EXERCISE INSTRUCTIONS: Write out all records as given; omit images.

SOURCE RECORDS:
START
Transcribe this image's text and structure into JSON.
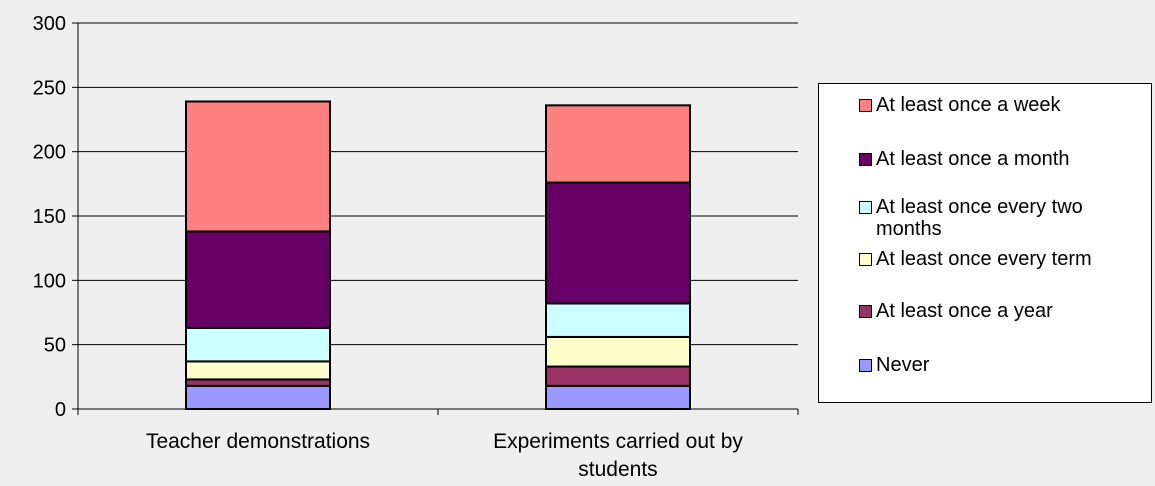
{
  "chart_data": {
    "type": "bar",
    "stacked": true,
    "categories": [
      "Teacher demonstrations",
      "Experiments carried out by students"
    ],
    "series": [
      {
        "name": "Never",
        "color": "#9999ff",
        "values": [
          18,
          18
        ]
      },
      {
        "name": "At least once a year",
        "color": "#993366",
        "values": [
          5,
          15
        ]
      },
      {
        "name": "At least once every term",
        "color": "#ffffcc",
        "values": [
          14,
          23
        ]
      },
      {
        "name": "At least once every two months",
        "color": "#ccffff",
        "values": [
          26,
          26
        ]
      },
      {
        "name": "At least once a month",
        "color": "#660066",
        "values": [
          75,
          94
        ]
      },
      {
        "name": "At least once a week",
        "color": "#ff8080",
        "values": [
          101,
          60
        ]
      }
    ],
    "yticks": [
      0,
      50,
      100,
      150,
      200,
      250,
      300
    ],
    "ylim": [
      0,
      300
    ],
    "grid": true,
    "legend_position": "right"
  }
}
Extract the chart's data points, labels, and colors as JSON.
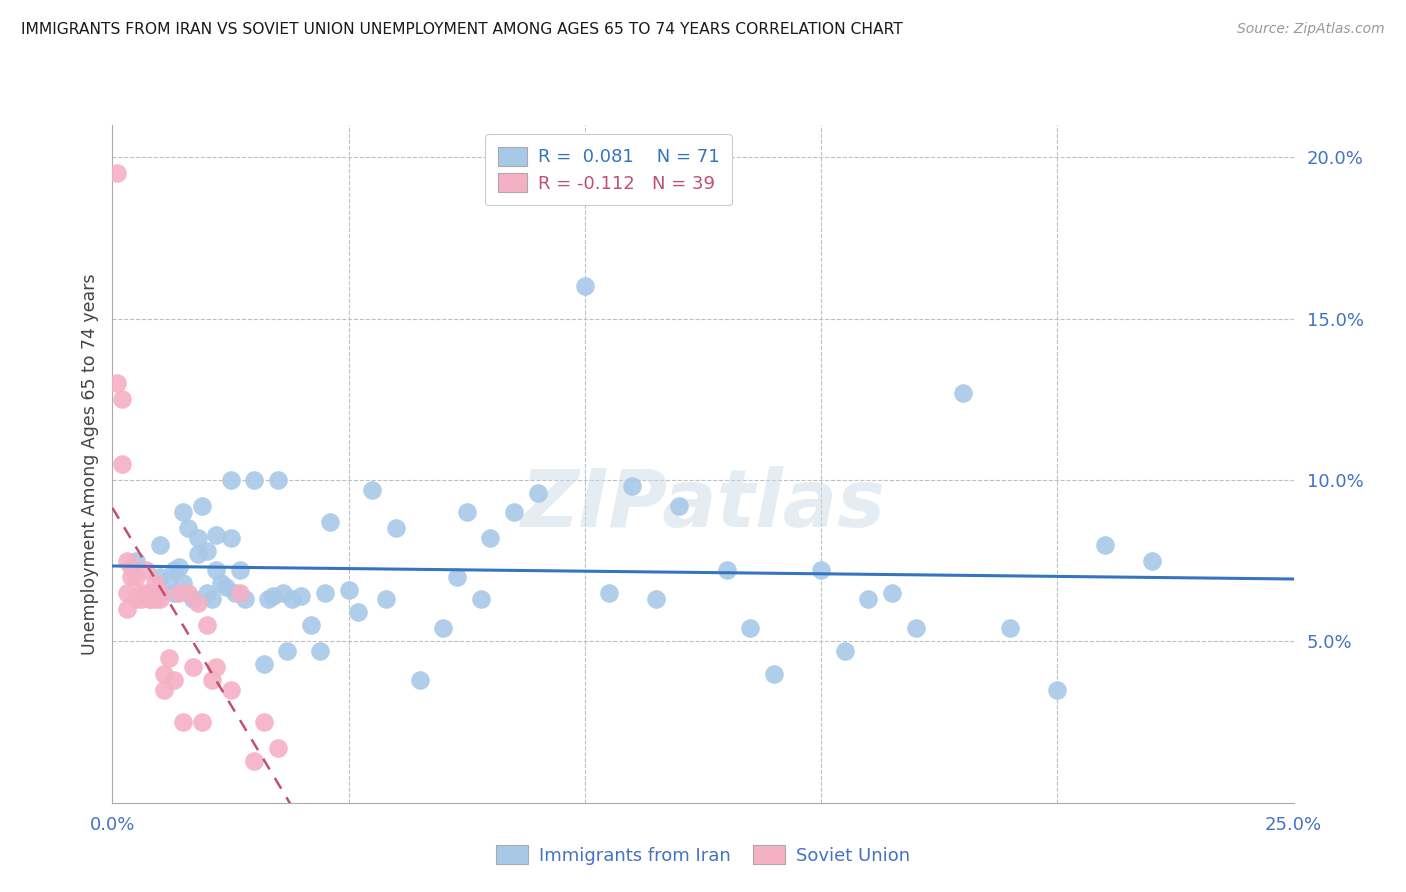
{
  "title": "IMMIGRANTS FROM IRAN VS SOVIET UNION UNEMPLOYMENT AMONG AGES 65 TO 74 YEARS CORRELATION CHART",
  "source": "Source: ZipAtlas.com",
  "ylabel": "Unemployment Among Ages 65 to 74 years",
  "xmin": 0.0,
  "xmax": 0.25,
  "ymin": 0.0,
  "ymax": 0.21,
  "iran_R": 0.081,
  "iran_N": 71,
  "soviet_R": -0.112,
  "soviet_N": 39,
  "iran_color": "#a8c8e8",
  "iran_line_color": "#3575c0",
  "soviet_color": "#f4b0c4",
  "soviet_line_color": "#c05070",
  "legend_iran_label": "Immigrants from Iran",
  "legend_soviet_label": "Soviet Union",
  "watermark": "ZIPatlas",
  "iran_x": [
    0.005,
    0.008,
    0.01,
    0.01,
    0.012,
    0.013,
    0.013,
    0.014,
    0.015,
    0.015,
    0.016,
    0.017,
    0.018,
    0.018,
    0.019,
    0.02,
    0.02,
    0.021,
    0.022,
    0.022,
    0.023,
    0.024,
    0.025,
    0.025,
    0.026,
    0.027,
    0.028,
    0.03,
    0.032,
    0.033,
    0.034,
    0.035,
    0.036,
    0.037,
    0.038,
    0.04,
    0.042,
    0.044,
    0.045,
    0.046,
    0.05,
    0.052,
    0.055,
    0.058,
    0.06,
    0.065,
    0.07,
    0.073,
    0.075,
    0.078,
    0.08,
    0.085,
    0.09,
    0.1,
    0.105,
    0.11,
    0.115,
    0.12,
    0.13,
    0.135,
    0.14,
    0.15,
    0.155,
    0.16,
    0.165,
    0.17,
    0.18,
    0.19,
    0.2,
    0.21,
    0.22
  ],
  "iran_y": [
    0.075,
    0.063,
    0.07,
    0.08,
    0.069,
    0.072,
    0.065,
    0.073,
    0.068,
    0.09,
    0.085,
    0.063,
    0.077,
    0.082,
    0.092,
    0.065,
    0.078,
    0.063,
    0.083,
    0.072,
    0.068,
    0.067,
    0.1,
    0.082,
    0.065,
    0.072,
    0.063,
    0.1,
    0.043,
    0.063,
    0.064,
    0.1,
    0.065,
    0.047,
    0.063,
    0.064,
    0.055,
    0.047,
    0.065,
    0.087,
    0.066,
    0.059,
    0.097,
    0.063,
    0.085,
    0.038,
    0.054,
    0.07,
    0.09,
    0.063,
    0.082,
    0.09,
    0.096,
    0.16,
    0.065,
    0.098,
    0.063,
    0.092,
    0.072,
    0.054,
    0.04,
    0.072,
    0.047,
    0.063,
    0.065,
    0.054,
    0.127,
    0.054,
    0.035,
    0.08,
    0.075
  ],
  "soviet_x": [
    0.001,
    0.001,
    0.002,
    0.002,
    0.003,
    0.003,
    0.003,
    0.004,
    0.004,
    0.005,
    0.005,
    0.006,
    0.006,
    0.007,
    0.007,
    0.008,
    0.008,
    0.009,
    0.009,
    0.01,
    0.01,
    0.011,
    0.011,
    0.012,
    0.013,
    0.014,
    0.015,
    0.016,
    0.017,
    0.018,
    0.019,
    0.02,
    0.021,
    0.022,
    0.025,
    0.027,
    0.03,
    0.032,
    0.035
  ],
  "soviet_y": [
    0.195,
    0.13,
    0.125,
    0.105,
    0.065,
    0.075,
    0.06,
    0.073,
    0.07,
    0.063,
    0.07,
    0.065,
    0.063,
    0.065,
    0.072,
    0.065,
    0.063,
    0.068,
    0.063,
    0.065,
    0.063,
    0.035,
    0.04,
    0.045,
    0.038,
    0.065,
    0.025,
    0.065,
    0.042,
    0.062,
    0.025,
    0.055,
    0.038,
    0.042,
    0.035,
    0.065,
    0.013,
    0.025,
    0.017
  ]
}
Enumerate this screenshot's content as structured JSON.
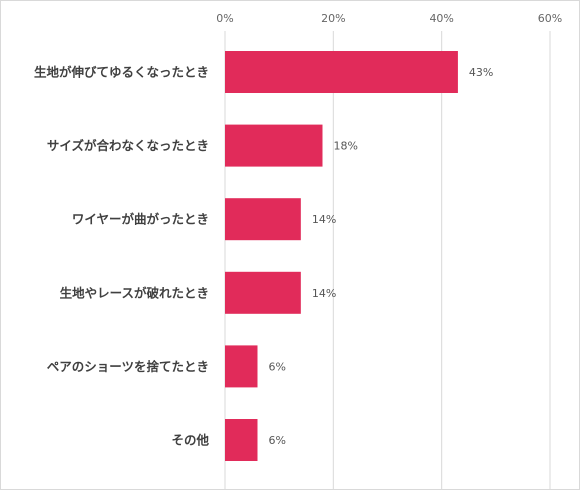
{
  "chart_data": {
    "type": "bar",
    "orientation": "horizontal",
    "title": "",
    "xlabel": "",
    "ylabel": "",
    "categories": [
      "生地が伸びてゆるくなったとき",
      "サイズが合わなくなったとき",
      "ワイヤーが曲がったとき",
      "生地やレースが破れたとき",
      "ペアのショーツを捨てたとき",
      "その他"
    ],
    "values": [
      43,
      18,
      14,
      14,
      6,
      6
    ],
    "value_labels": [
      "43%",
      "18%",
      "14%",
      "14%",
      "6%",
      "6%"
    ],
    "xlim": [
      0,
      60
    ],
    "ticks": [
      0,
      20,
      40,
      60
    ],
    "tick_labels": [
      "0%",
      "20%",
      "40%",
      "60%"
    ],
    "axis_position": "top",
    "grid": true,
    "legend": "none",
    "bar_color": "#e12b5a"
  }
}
END
RESULT FOR THIS EXERCISE:
Transcribe this image's text and structure into JSON.
{
  "chart_data": {
    "type": "bar",
    "stacked": true,
    "categories": [
      "Teacher demonstrations",
      "Experiments carried out by students"
    ],
    "series": [
      {
        "name": "Never",
        "color": "#9999ff",
        "values": [
          18,
          18
        ]
      },
      {
        "name": "At least once a year",
        "color": "#993366",
        "values": [
          5,
          15
        ]
      },
      {
        "name": "At least once every term",
        "color": "#ffffcc",
        "values": [
          14,
          23
        ]
      },
      {
        "name": "At least once every two months",
        "color": "#ccffff",
        "values": [
          26,
          26
        ]
      },
      {
        "name": "At least once a month",
        "color": "#660066",
        "values": [
          75,
          94
        ]
      },
      {
        "name": "At least once a week",
        "color": "#ff8080",
        "values": [
          101,
          60
        ]
      }
    ],
    "yticks": [
      0,
      50,
      100,
      150,
      200,
      250,
      300
    ],
    "ylim": [
      0,
      300
    ],
    "grid": true,
    "legend_position": "right"
  }
}
Extract the chart's data points, labels, and colors as JSON.
{
  "title": "IMMIGRANTS FROM IRAN VS SOVIET UNION UNEMPLOYMENT AMONG AGES 65 TO 74 YEARS CORRELATION CHART",
  "source": "Source: ZipAtlas.com",
  "ylabel": "Unemployment Among Ages 65 to 74 years",
  "xmin": 0.0,
  "xmax": 0.25,
  "ymin": 0.0,
  "ymax": 0.21,
  "iran_R": 0.081,
  "iran_N": 71,
  "soviet_R": -0.112,
  "soviet_N": 39,
  "iran_color": "#a8c8e8",
  "iran_line_color": "#3575c0",
  "soviet_color": "#f4b0c4",
  "soviet_line_color": "#c05070",
  "legend_iran_label": "Immigrants from Iran",
  "legend_soviet_label": "Soviet Union",
  "watermark": "ZIPatlas",
  "iran_x": [
    0.005,
    0.008,
    0.01,
    0.01,
    0.012,
    0.013,
    0.013,
    0.014,
    0.015,
    0.015,
    0.016,
    0.017,
    0.018,
    0.018,
    0.019,
    0.02,
    0.02,
    0.021,
    0.022,
    0.022,
    0.023,
    0.024,
    0.025,
    0.025,
    0.026,
    0.027,
    0.028,
    0.03,
    0.032,
    0.033,
    0.034,
    0.035,
    0.036,
    0.037,
    0.038,
    0.04,
    0.042,
    0.044,
    0.045,
    0.046,
    0.05,
    0.052,
    0.055,
    0.058,
    0.06,
    0.065,
    0.07,
    0.073,
    0.075,
    0.078,
    0.08,
    0.085,
    0.09,
    0.1,
    0.105,
    0.11,
    0.115,
    0.12,
    0.13,
    0.135,
    0.14,
    0.15,
    0.155,
    0.16,
    0.165,
    0.17,
    0.18,
    0.19,
    0.2,
    0.21,
    0.22
  ],
  "iran_y": [
    0.075,
    0.063,
    0.07,
    0.08,
    0.069,
    0.072,
    0.065,
    0.073,
    0.068,
    0.09,
    0.085,
    0.063,
    0.077,
    0.082,
    0.092,
    0.065,
    0.078,
    0.063,
    0.083,
    0.072,
    0.068,
    0.067,
    0.1,
    0.082,
    0.065,
    0.072,
    0.063,
    0.1,
    0.043,
    0.063,
    0.064,
    0.1,
    0.065,
    0.047,
    0.063,
    0.064,
    0.055,
    0.047,
    0.065,
    0.087,
    0.066,
    0.059,
    0.097,
    0.063,
    0.085,
    0.038,
    0.054,
    0.07,
    0.09,
    0.063,
    0.082,
    0.09,
    0.096,
    0.16,
    0.065,
    0.098,
    0.063,
    0.092,
    0.072,
    0.054,
    0.04,
    0.072,
    0.047,
    0.063,
    0.065,
    0.054,
    0.127,
    0.054,
    0.035,
    0.08,
    0.075
  ],
  "soviet_x": [
    0.001,
    0.001,
    0.002,
    0.002,
    0.003,
    0.003,
    0.003,
    0.004,
    0.004,
    0.005,
    0.005,
    0.006,
    0.006,
    0.007,
    0.007,
    0.008,
    0.008,
    0.009,
    0.009,
    0.01,
    0.01,
    0.011,
    0.011,
    0.012,
    0.013,
    0.014,
    0.015,
    0.016,
    0.017,
    0.018,
    0.019,
    0.02,
    0.021,
    0.022,
    0.025,
    0.027,
    0.03,
    0.032,
    0.035
  ],
  "soviet_y": [
    0.195,
    0.13,
    0.125,
    0.105,
    0.065,
    0.075,
    0.06,
    0.073,
    0.07,
    0.063,
    0.07,
    0.065,
    0.063,
    0.065,
    0.072,
    0.065,
    0.063,
    0.068,
    0.063,
    0.065,
    0.063,
    0.035,
    0.04,
    0.045,
    0.038,
    0.065,
    0.025,
    0.065,
    0.042,
    0.062,
    0.025,
    0.055,
    0.038,
    0.042,
    0.035,
    0.065,
    0.013,
    0.025,
    0.017
  ]
}
Enumerate this screenshot's content as structured JSON.
{
  "chart_data": {
    "type": "bar",
    "orientation": "horizontal",
    "title": "",
    "xlabel": "",
    "ylabel": "",
    "categories": [
      "生地が伸びてゆるくなったとき",
      "サイズが合わなくなったとき",
      "ワイヤーが曲がったとき",
      "生地やレースが破れたとき",
      "ペアのショーツを捨てたとき",
      "その他"
    ],
    "values": [
      43,
      18,
      14,
      14,
      6,
      6
    ],
    "value_labels": [
      "43%",
      "18%",
      "14%",
      "14%",
      "6%",
      "6%"
    ],
    "xlim": [
      0,
      60
    ],
    "ticks": [
      0,
      20,
      40,
      60
    ],
    "tick_labels": [
      "0%",
      "20%",
      "40%",
      "60%"
    ],
    "axis_position": "top",
    "grid": true,
    "legend": "none",
    "bar_color": "#e12b5a"
  }
}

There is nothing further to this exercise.